---- Material

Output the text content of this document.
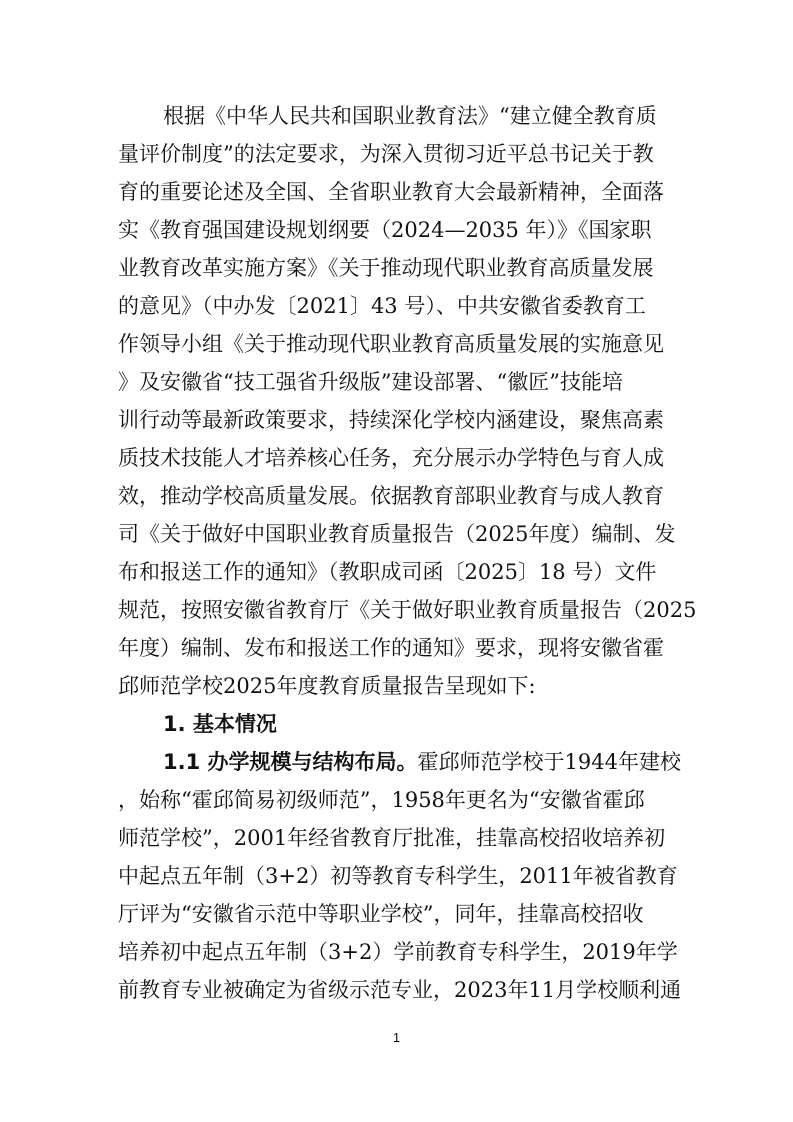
根据《中华人民共和国职业教育法》“建立健全教育质
量评价制度”的法定要求，为深入贯彻习近平总书记关于教
育的重要论述及全国、全省职业教育大会最新精神，全面落
实《教育强国建设规划纲要（2024—2035 年）》《国家职
业教育改革实施方案》《关于推动现代职业教育高质量发展
的意见》（中办发〔2021〕43 号）、中共安徽省委教育工
作领导小组《关于推动现代职业教育高质量发展的实施意见
》及安徽省“技工强省升级版”建设部署、“徽匠”技能培
训行动等最新政策要求，持续深化学校内涵建设，聚焦高素
质技术技能人才培养核心任务，充分展示办学特色与育人成
效，推动学校高质量发展。依据教育部职业教育与成人教育
司《关于做好中国职业教育质量报告（2025年度）编制、发
布和报送工作的通知》（教职成司函〔2025〕18 号）文件
规范，按照安徽省教育厅《关于做好职业教育质量报告（2025
年度）编制、发布和报送工作的通知》要求，现将安徽省霍
邱师范学校2025年度教育质量报告呈现如下:
1. 基本情况
1.1 办学规模与结构布局。霍邱师范学校于1944年建校
，始称“霍邱简易初级师范”，1958年更名为“安徽省霍邱
师范学校”，2001年经省教育厅批准，挂靠高校招收培养初
中起点五年制（3+2）初等教育专科学生，2011年被省教育
厅评为“安徽省示范中等职业学校”，同年，挂靠高校招收
培养初中起点五年制（3+2）学前教育专科学生，2019年学
前教育专业被确定为省级示范专业，2023年11月学校顺利通
1
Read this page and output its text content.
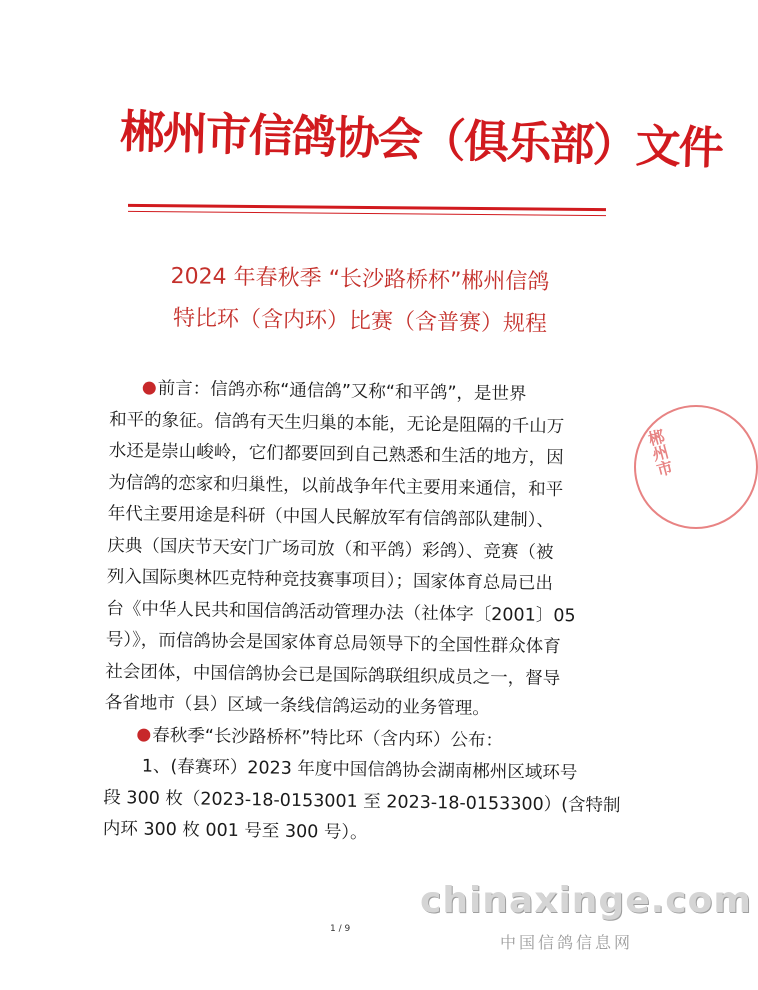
郴州市信鸽协会（俱乐部）文件
2024 年春秋季 “长沙路桥杯”郴州信鸽
特比环（含内环）比赛（含普赛）规程
前言：信鸽亦称“通信鸽”又称“和平鸽”，是世界
和平的象征。信鸽有天生归巢的本能，无论是阻隔的千山万
水还是崇山峻岭，它们都要回到自己熟悉和生活的地方，因
为信鸽的恋家和归巢性，以前战争年代主要用来通信，和平
年代主要用途是科研（中国人民解放军有信鸽部队建制）、
庆典（国庆节天安门广场司放（和平鸽）彩鸽）、竞赛（被
列入国际奥林匹克特种竞技赛事项目）；国家体育总局已出
台《中华人民共和国信鸽活动管理办法（社体字〔2001〕05
号）》，而信鸽协会是国家体育总局领导下的全国性群众体育
社会团体，中国信鸽协会已是国际鸽联组织成员之一，督导
各省地市（县）区域一条线信鸽运动的业务管理。
春秋季“长沙路桥杯”特比环（含内环）公布：
1、(春赛环）2023 年度中国信鸽协会湖南郴州区域环号
段 300 枚（2023-18-0153001 至 2023-18-0153300）(含特制
内环 300 枚 001 号至 300 号）。
郴州市
1 / 9
chinaxinge.com
中国信鸽信息网
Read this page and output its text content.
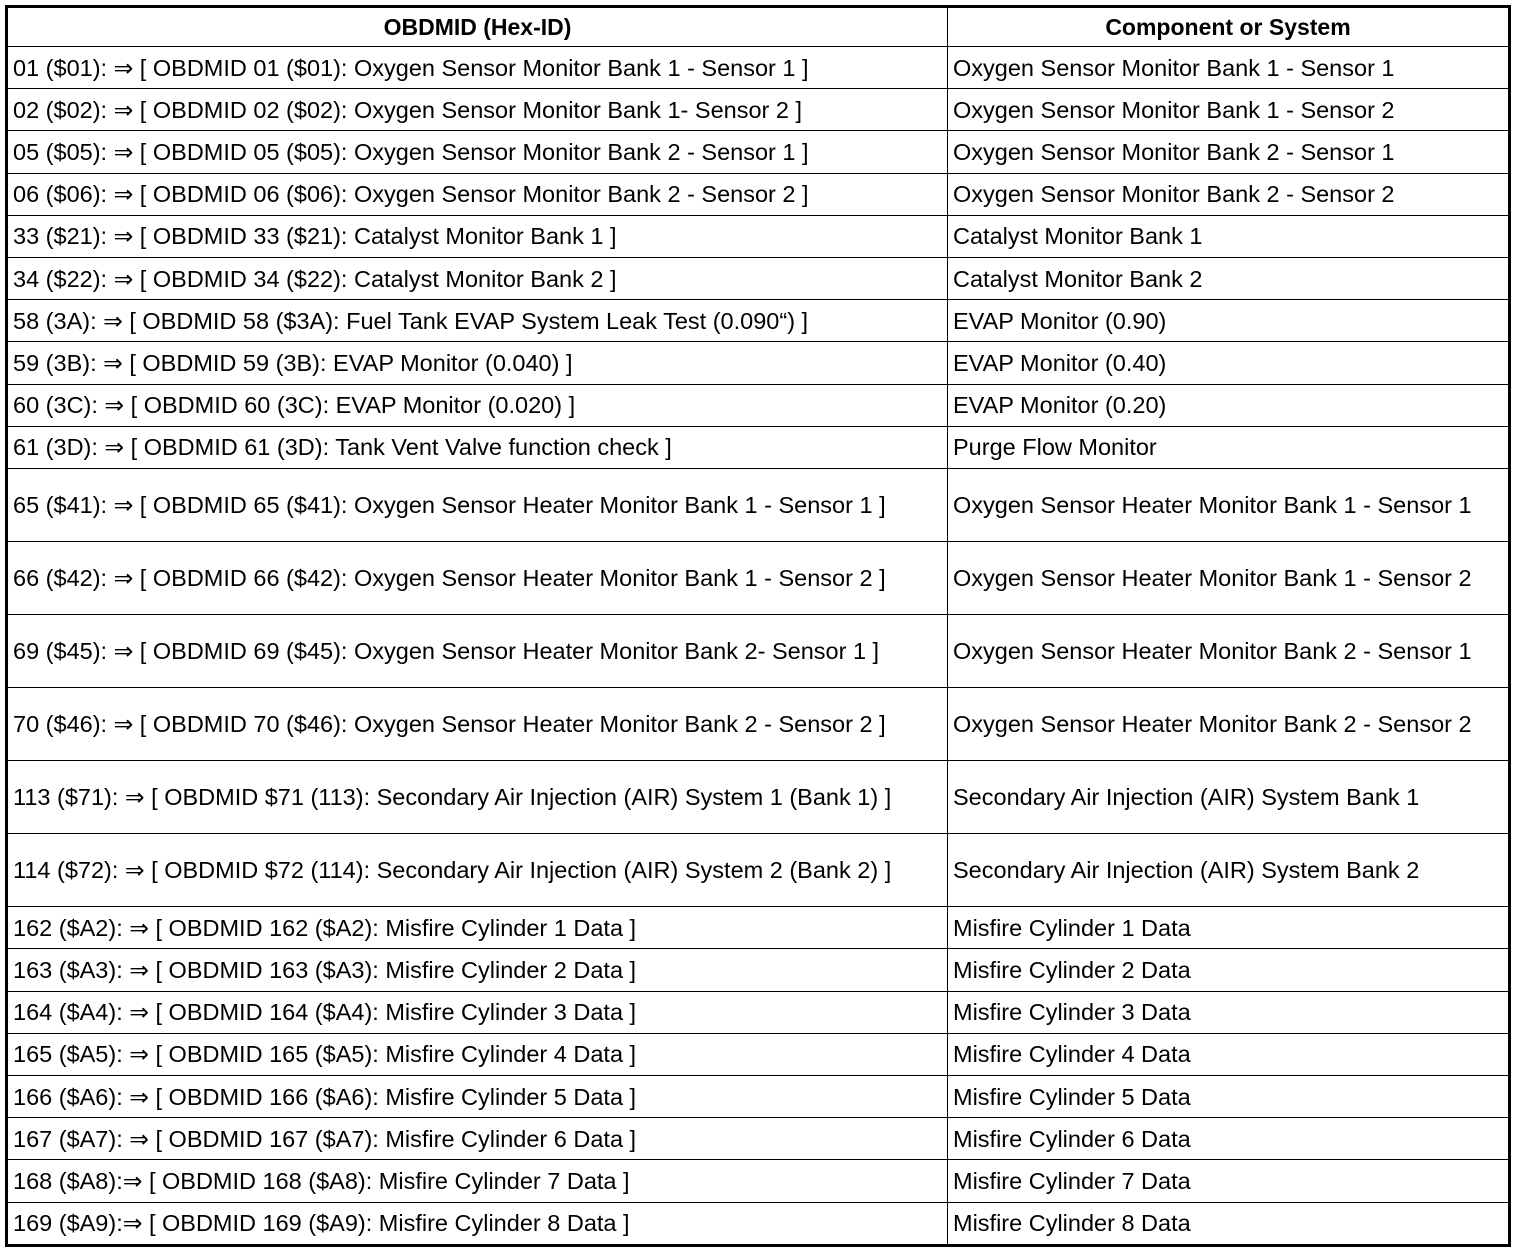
OBDMID (Hex-ID)	Component or System
01 ($01): ⇒ [ OBDMID 01 ($01): Oxygen Sensor Monitor Bank 1 - Sensor 1 ]	Oxygen Sensor Monitor Bank 1 - Sensor 1
02 ($02): ⇒ [ OBDMID 02 ($02): Oxygen Sensor Monitor Bank 1- Sensor 2 ]	Oxygen Sensor Monitor Bank 1 - Sensor 2
05 ($05): ⇒ [ OBDMID 05 ($05): Oxygen Sensor Monitor Bank 2 - Sensor 1 ]	Oxygen Sensor Monitor Bank 2 - Sensor 1
06 ($06): ⇒ [ OBDMID 06 ($06): Oxygen Sensor Monitor Bank 2 - Sensor 2 ]	Oxygen Sensor Monitor Bank 2 - Sensor 2
33 ($21): ⇒ [ OBDMID 33 ($21): Catalyst Monitor Bank 1 ]	Catalyst Monitor Bank 1
34 ($22): ⇒ [ OBDMID 34 ($22): Catalyst Monitor Bank 2 ]	Catalyst Monitor Bank 2
58 (3A): ⇒ [ OBDMID 58 ($3A): Fuel Tank EVAP System Leak Test (0.090“) ]	EVAP Monitor (0.90)
59 (3B): ⇒ [ OBDMID 59 (3B): EVAP Monitor (0.040) ]	EVAP Monitor (0.40)
60 (3C): ⇒ [ OBDMID 60 (3C): EVAP Monitor (0.020) ]	EVAP Monitor (0.20)
61 (3D): ⇒ [ OBDMID 61 (3D): Tank Vent Valve function check ]	Purge Flow Monitor
65 ($41): ⇒ [ OBDMID 65 ($41): Oxygen Sensor Heater Monitor Bank 1 - Sensor 1 ]	Oxygen Sensor Heater Monitor Bank 1 - Sensor 1
66 ($42): ⇒ [ OBDMID 66 ($42): Oxygen Sensor Heater Monitor Bank 1 - Sensor 2 ]	Oxygen Sensor Heater Monitor Bank 1 - Sensor 2
69 ($45): ⇒ [ OBDMID 69 ($45): Oxygen Sensor Heater Monitor Bank 2- Sensor 1 ]	Oxygen Sensor Heater Monitor Bank 2 - Sensor 1
70 ($46): ⇒ [ OBDMID 70 ($46): Oxygen Sensor Heater Monitor Bank 2 - Sensor 2 ]	Oxygen Sensor Heater Monitor Bank 2 - Sensor 2
113 ($71): ⇒ [ OBDMID $71 (113): Secondary Air Injection (AIR) System 1 (Bank 1) ]	Secondary Air Injection (AIR) System Bank 1
114 ($72): ⇒ [ OBDMID $72 (114): Secondary Air Injection (AIR) System 2 (Bank 2) ]	Secondary Air Injection (AIR) System Bank 2
162 ($A2): ⇒ [ OBDMID 162 ($A2): Misfire Cylinder 1 Data ]	Misfire Cylinder 1 Data
163 ($A3): ⇒ [ OBDMID 163 ($A3): Misfire Cylinder 2 Data ]	Misfire Cylinder 2 Data
164 ($A4): ⇒ [ OBDMID 164 ($A4): Misfire Cylinder 3 Data ]	Misfire Cylinder 3 Data
165 ($A5): ⇒ [ OBDMID 165 ($A5): Misfire Cylinder 4 Data ]	Misfire Cylinder 4 Data
166 ($A6): ⇒ [ OBDMID 166 ($A6): Misfire Cylinder 5 Data ]	Misfire Cylinder 5 Data
167 ($A7): ⇒ [ OBDMID 167 ($A7): Misfire Cylinder 6 Data ]	Misfire Cylinder 6 Data
168 ($A8):⇒ [ OBDMID 168 ($A8): Misfire Cylinder 7 Data ]	Misfire Cylinder 7 Data
169 ($A9):⇒ [ OBDMID 169 ($A9): Misfire Cylinder 8 Data ]	Misfire Cylinder 8 Data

--------

→ Directions
Which lines of the data above contain "Misfire"? Copy each one.

→ Result for this task
162 ($A2): ⇒ [ OBDMID 162 ($A2): Misfire Cylinder 1 Data ]	Misfire Cylinder 1 Data
163 ($A3): ⇒ [ OBDMID 163 ($A3): Misfire Cylinder 2 Data ]	Misfire Cylinder 2 Data
164 ($A4): ⇒ [ OBDMID 164 ($A4): Misfire Cylinder 3 Data ]	Misfire Cylinder 3 Data
165 ($A5): ⇒ [ OBDMID 165 ($A5): Misfire Cylinder 4 Data ]	Misfire Cylinder 4 Data
166 ($A6): ⇒ [ OBDMID 166 ($A6): Misfire Cylinder 5 Data ]	Misfire Cylinder 5 Data
167 ($A7): ⇒ [ OBDMID 167 ($A7): Misfire Cylinder 6 Data ]	Misfire Cylinder 6 Data
168 ($A8):⇒ [ OBDMID 168 ($A8): Misfire Cylinder 7 Data ]	Misfire Cylinder 7 Data
169 ($A9):⇒ [ OBDMID 169 ($A9): Misfire Cylinder 8 Data ]	Misfire Cylinder 8 Data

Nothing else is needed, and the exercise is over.